▶ **Passage to read**:
+-------+

This problem appears in multiple sheets. Depth expectations increase as you progress:
| Track | What to demonstrate |
|---|---|
| Arch 75 | Staff level: multi-region, cost at scale, migration path, and production metrics. |
Interview Prompt
Design Live Streaming Platform like Twitch.
Clarifying Questions (ask before designing)
| Question | Why it matters |
|---|---|
| Which of these is highest priority: Ingest → transcode → distribute pipeline, WebRTC vs RTMP, Low-latency HLS? | Forces scope negotiation — senior candidates trim before drawing boxes. |
| What scale should we design for — DAU, QPS, data volume? | Drives every capacity decision; shows structured thinking. |
| What are the read vs write patterns on the critical path? | Determines caching, DB choice, and replication topology. |
| What consistency and durability guarantees are required? | Separates strong-consistency paths from eventual ones — a senior differentiator. |
Scope
In scope
- Ingest → transcode → distribute pipeline
- WebRTC vs RTMP
- Low-latency HLS
- Chat overlay at scale
- DVR functionality
Out of scope (state explicitly)
- Recommendation / home feed ranking (#48, #65)
- Live chat and comments (#36)
- DRM license server internals
Assumptions
- Clarify scale (DAU, QPS, data volume) for live streaming platform in the first 5 minutes
- Standard reliability target 99.9%–99.99% unless problem implies higher (payments, booking)

+-------+

Spatial layout items:
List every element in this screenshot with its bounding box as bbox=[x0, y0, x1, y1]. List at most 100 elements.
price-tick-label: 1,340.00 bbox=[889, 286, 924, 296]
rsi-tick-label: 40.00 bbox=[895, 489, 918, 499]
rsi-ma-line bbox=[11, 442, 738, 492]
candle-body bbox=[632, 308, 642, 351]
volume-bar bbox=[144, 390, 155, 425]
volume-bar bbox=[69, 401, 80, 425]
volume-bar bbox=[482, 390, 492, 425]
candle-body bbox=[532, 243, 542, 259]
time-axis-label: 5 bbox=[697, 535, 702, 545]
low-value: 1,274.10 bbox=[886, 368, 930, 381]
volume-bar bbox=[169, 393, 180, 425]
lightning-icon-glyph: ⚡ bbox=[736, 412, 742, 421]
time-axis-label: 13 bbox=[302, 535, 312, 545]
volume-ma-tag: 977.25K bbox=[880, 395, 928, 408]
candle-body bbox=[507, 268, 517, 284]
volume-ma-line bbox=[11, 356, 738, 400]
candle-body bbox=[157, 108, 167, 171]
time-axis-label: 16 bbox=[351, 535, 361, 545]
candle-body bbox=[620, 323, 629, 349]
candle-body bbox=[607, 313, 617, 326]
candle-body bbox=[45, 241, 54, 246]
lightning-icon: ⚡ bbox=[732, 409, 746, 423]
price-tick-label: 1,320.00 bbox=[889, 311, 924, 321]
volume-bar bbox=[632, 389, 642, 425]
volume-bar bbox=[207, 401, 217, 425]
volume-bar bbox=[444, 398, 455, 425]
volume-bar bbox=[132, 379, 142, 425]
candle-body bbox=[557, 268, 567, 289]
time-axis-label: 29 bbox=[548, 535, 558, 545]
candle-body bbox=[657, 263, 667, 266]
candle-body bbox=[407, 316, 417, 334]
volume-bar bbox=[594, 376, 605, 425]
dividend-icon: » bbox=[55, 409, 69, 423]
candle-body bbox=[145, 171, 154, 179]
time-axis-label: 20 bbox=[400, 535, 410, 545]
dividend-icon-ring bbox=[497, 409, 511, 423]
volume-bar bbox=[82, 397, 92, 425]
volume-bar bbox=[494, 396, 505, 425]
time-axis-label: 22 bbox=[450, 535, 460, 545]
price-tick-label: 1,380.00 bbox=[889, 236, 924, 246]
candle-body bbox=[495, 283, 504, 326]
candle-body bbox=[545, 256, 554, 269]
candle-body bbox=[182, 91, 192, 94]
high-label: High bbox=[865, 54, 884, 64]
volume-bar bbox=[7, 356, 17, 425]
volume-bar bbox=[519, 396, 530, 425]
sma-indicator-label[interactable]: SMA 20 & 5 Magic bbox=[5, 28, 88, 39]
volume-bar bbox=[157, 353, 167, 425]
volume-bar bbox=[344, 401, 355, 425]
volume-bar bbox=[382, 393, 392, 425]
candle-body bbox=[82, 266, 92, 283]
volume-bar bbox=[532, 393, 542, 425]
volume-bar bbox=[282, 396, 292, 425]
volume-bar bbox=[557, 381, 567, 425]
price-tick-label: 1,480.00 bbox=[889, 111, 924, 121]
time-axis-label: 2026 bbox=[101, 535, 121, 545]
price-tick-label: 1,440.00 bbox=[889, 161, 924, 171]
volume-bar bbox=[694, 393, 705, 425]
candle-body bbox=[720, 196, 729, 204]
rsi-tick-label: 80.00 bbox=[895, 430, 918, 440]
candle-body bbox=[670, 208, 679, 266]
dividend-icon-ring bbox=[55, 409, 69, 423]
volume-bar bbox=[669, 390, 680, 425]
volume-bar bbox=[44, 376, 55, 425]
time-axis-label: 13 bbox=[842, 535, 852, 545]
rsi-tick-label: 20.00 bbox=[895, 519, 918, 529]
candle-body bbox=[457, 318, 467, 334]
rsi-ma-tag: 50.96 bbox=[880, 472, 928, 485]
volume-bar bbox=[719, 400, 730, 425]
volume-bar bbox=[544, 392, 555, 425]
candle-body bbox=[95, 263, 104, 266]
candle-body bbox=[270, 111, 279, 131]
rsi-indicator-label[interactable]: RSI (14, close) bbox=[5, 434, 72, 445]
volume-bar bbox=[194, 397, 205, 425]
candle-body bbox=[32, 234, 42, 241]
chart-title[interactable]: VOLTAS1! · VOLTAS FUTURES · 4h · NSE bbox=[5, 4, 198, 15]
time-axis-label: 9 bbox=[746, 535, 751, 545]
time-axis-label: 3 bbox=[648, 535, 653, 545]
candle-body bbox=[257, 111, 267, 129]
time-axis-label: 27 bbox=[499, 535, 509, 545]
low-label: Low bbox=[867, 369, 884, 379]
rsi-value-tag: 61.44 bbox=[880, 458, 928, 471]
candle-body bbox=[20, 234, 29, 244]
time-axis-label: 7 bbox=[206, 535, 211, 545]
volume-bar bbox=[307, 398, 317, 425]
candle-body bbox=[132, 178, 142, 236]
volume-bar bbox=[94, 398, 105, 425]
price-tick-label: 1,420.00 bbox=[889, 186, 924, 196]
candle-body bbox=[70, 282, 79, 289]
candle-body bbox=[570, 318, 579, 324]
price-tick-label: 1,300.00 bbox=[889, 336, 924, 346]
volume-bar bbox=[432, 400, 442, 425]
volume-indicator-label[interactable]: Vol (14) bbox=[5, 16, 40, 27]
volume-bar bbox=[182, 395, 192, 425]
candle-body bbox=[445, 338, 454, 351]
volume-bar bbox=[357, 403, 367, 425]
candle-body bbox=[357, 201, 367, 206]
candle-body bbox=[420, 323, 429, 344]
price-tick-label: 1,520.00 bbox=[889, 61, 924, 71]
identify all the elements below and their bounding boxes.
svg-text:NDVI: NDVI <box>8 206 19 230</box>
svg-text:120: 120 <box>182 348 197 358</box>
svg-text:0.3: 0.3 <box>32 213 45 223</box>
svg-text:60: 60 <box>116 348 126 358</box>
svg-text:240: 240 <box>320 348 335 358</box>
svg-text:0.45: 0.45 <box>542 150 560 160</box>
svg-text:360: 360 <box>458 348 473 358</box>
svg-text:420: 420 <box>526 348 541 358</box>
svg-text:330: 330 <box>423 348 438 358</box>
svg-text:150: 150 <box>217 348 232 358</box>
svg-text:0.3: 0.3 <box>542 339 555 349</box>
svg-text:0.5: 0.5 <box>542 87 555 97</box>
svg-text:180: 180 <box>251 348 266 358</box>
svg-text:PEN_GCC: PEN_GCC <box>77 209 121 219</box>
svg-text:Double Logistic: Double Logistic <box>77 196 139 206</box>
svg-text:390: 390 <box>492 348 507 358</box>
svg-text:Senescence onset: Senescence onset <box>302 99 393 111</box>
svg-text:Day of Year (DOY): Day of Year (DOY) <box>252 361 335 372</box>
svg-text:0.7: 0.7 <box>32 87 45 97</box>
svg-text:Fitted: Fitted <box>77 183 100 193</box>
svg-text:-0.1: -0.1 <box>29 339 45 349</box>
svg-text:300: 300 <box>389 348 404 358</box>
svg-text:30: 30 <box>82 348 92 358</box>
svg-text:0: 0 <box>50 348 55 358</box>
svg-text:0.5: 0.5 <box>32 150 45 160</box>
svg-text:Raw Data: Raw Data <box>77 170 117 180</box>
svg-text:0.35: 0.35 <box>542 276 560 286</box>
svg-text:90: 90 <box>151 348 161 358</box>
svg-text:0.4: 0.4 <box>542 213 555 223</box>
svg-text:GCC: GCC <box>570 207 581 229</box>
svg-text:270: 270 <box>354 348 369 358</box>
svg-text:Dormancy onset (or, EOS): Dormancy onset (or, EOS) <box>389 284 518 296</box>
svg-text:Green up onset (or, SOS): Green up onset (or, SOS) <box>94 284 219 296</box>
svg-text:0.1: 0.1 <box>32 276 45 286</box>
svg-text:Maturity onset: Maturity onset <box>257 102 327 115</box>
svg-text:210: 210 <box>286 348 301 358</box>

+-------+

▶ **Requests**:
1. According to the live streaming design sheet, why should a candidate ask about the read and write patterns on the critical path before designing?
2. What reliability target does the live streaming design sheet assume by default?
The items above are separate material and are unrelated to the live streaming design sheet.

▶ **Solutions for each task**:
1. Those patterns determine the caching approach, the choice of database, and the replication topology.

2. A standard target of 99.9%–99.99%, unless the problem implies a higher one.